[Stored records]
— START —

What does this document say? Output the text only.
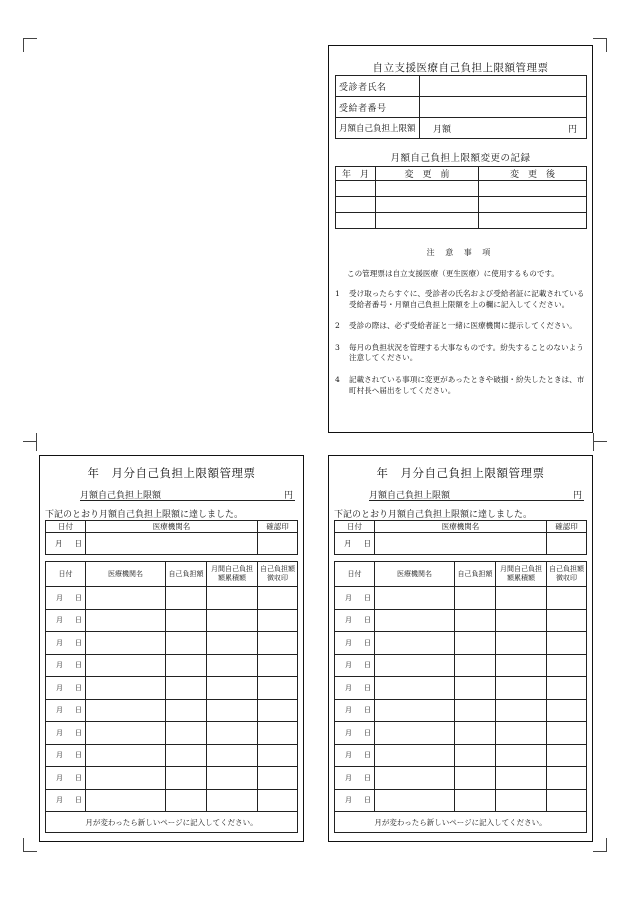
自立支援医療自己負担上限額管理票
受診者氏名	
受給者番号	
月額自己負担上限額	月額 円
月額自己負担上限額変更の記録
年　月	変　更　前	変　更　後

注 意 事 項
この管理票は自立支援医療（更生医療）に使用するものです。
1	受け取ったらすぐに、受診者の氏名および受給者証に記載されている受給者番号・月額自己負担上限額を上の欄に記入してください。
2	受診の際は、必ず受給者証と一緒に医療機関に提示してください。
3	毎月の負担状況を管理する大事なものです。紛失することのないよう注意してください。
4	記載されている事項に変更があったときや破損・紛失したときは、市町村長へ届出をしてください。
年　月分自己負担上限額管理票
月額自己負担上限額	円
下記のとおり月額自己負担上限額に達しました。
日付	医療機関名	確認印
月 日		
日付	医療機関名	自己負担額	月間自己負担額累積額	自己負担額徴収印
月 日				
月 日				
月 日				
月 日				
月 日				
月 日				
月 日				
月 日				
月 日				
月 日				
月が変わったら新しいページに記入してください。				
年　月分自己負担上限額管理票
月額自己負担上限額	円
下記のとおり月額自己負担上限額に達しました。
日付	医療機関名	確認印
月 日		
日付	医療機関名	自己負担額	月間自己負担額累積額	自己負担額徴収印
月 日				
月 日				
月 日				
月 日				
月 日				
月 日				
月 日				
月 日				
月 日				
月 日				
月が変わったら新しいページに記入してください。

— END —

§ What is being asked
Copy the data word for word. Pictures do not go in the copy.

§ Result
What does this document say? Output the text only.
自立支援医療自己負担上限額管理票
受診者氏名	
受給者番号	
月額自己負担上限額	月額 円
月額自己負担上限額変更の記録
年　月	変　更　前	変　更　後

注 意 事 項
この管理票は自立支援医療（更生医療）に使用するものです。
1	受け取ったらすぐに、受診者の氏名および受給者証に記載されている受給者番号・月額自己負担上限額を上の欄に記入してください。
2	受診の際は、必ず受給者証と一緒に医療機関に提示してください。
3	毎月の負担状況を管理する大事なものです。紛失することのないよう注意してください。
4	記載されている事項に変更があったときや破損・紛失したときは、市町村長へ届出をしてください。
年　月分自己負担上限額管理票
月額自己負担上限額	円
下記のとおり月額自己負担上限額に達しました。
日付	医療機関名	確認印
月 日		
日付	医療機関名	自己負担額	月間自己負担額累積額	自己負担額徴収印
月 日				
月 日				
月 日				
月 日				
月 日				
月 日				
月 日				
月 日				
月 日				
月 日				
月が変わったら新しいページに記入してください。				
年　月分自己負担上限額管理票
月額自己負担上限額	円
下記のとおり月額自己負担上限額に達しました。
日付	医療機関名	確認印
月 日		
日付	医療機関名	自己負担額	月間自己負担額累積額	自己負担額徴収印
月 日				
月 日				
月 日				
月 日				
月 日				
月 日				
月 日				
月 日				
月 日				
月 日				
月が変わったら新しいページに記入してください。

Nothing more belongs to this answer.